• [CONSEGNA A]
Ricopia parola per parola il passo del testo sull'occupazione della sede Leonardo che comincia con le parole "L’Intifada ha annunciato" e si chiude dopo "i suoi alleati.".

• [TESTO DI PARTENZA]
- - - -
L’Intifada ha annunciato sin dall’inizio dell’anno accademico l’intenzione di proseguire con l’azione di boicottaggio contro Israele e i suoi alleati.

da Collettivo Universitario Autonomo – Torino

L’occupazione della sede Leonardo di Corso Francia è stata la prosecuzione coerente delle dichiarazioni e del programma del movimento studentesco. La differenza tra chi sproloquia in Parlamento su una presunta “pace” o su soluzioni diplomatiche naif, e chi ha intenzione di fermare con i mezzi necessari l’escalation di brutalità che le forze di occupazione sioniste stanno perpetrando in tutto il Medio Oriente, sta nell’intenzione di essere concreti ed efficaci. Mercoledì mattina 100 studenti dell’università e del politecnico torinesi hanno superato i cancelli della fabbrica di morte Leonardo con le bandiere palestinesi sulle spalle, per dichiarare quanto sia vergognoso e inaccettabile il sostegno al genocidio palestinese che il colosso nostrano dimostra. Una volta entrati abbiamo avuto il piacere di partecipare al buffet gentilmente offerto dal Ministero della Difesa che, proprio in quella giornata, ha programmato una riunione con tutti gli onori e i comfort del caso. Questa ipocrisia è vomitevole e ci restituisce la fotografia chiara dello stato attuale delle cose: i politicanti di questo Paese banchettano in barba (o meglio, in virtù) alla crisi sociale che ci causano e alle guerre che gli stessi gentiluomini contribuiscono a foraggiare, sicuramente siamo felici di aver guastato la festa di questi ignobili signori in giacca e cravatta. Il corteo studentesco ha poi proseguito all’interno dello stabilimento disturbando e interrompendo le attività aziendali. Dopo molto tempo è arrivata l’ignara polizia, completamente impreparata a gestire la situazione. Nonostante abbiano tentato la via dell’intimidazione per mettere fine all’iniziativa, gli studenti hanno proseguito senza difficoltà per tutta la mattina l’occupazione della Leonardo. Una volta terminato il giro e le azioni di disturbo siamo usciti dai cancelli, che nel frattempo erano presidiati da altri 50 studenti, solo lì la celere è intervenuta per far vedere ai primi giornalisti accorsi che loro avevano il polso della situazione attraverso un goffo tentativo di forza.
- - - -
• [CONSEGNA B]
Cita esattamente le righe dei record qui sotto, partendo da quella che contiene "367, 176, 387]" e fermandoti dopo quella che contiene "288, 632, 308]", entrambe comprese.

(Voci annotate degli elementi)
- - - -
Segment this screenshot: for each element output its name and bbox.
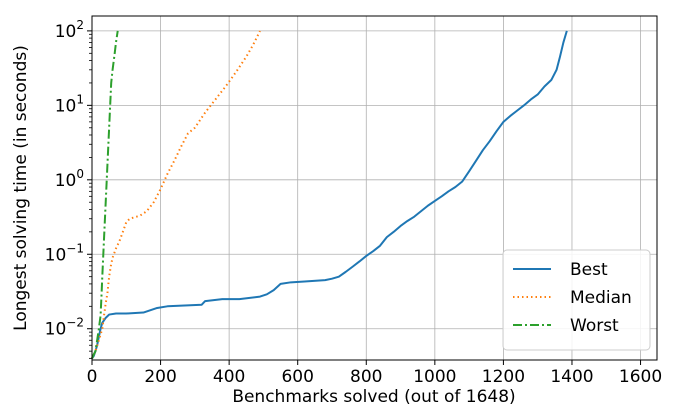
x-tick-label: 200	[144, 367, 176, 387]
x-tick-label: 800	[350, 367, 382, 387]
legend-label-worst: Worst	[570, 316, 619, 336]
x-tick-label: 1000	[413, 367, 456, 387]
x-axis-label: Benchmarks solved (out of 1648)	[232, 387, 515, 407]
series-line-median	[91, 30, 261, 359]
y-axis-label: Longest solving time (in seconds)	[11, 45, 31, 331]
plot-frame	[91, 15, 658, 361]
y-tick-label: 10−1	[45, 241, 84, 265]
y-tick-label: 102	[55, 18, 84, 42]
y-tick-label: 101	[55, 92, 84, 116]
legend-box	[502, 249, 651, 351]
x-tick-label: 1200	[482, 367, 525, 387]
x-tick-label: 1400	[550, 367, 593, 387]
axis-ticks: 0 200 400 600 800 1000 1200 1400 1600 10−2 10−1 100…	[45, 18, 663, 387]
series-line-best	[91, 30, 568, 359]
series-line-worst	[91, 30, 119, 359]
x-tick-label: 600	[281, 367, 313, 387]
y-tick-label: 10−2	[45, 316, 84, 340]
x-tick-label: 1600	[619, 367, 662, 387]
x-tick-label: 0	[87, 367, 98, 387]
legend-label-best: Best	[570, 260, 608, 280]
y-tick-label: 100	[55, 167, 84, 191]
legend: Best Median Worst	[502, 249, 651, 351]
legend-label-median: Median	[570, 288, 632, 308]
series-layer	[91, 30, 568, 359]
x-tick-label: 400	[213, 367, 245, 387]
- - - -
• [RISULTATO A]
L’Intifada ha annunciato sin dall’inizio dell’anno accademico l’intenzione di proseguire con l’azione di boicottaggio contro Israele e i suoi alleati.

• [RISULTATO B]
x-tick-label: 200	[144, 367, 176, 387]
x-tick-label: 800	[350, 367, 382, 387]
legend-label-worst: Worst	[570, 316, 619, 336]
x-tick-label: 1000	[413, 367, 456, 387]
x-axis-label: Benchmarks solved (out of 1648)	[232, 387, 515, 407]
series-line-median	[91, 30, 261, 359]
y-axis-label: Longest solving time (in seconds)	[11, 45, 31, 331]
plot-frame	[91, 15, 658, 361]
y-tick-label: 10−1	[45, 241, 84, 265]
y-tick-label: 102	[55, 18, 84, 42]
y-tick-label: 101	[55, 92, 84, 116]
legend-box	[502, 249, 651, 351]
x-tick-label: 1200	[482, 367, 525, 387]
x-tick-label: 1400	[550, 367, 593, 387]
axis-ticks: 0 200 400 600 800 1000 1200 1400 1600 10−2 10−1 100…	[45, 18, 663, 387]
series-line-best	[91, 30, 568, 359]
series-line-worst	[91, 30, 119, 359]
x-tick-label: 600	[281, 367, 313, 387]
y-tick-label: 10−2	[45, 316, 84, 340]
x-tick-label: 1600	[619, 367, 662, 387]
x-tick-label: 0	[87, 367, 98, 387]
legend-label-best: Best	[570, 260, 608, 280]
y-tick-label: 100	[55, 167, 84, 191]
legend: Best Median Worst	[502, 249, 651, 351]
legend-label-median: Median	[570, 288, 632, 308]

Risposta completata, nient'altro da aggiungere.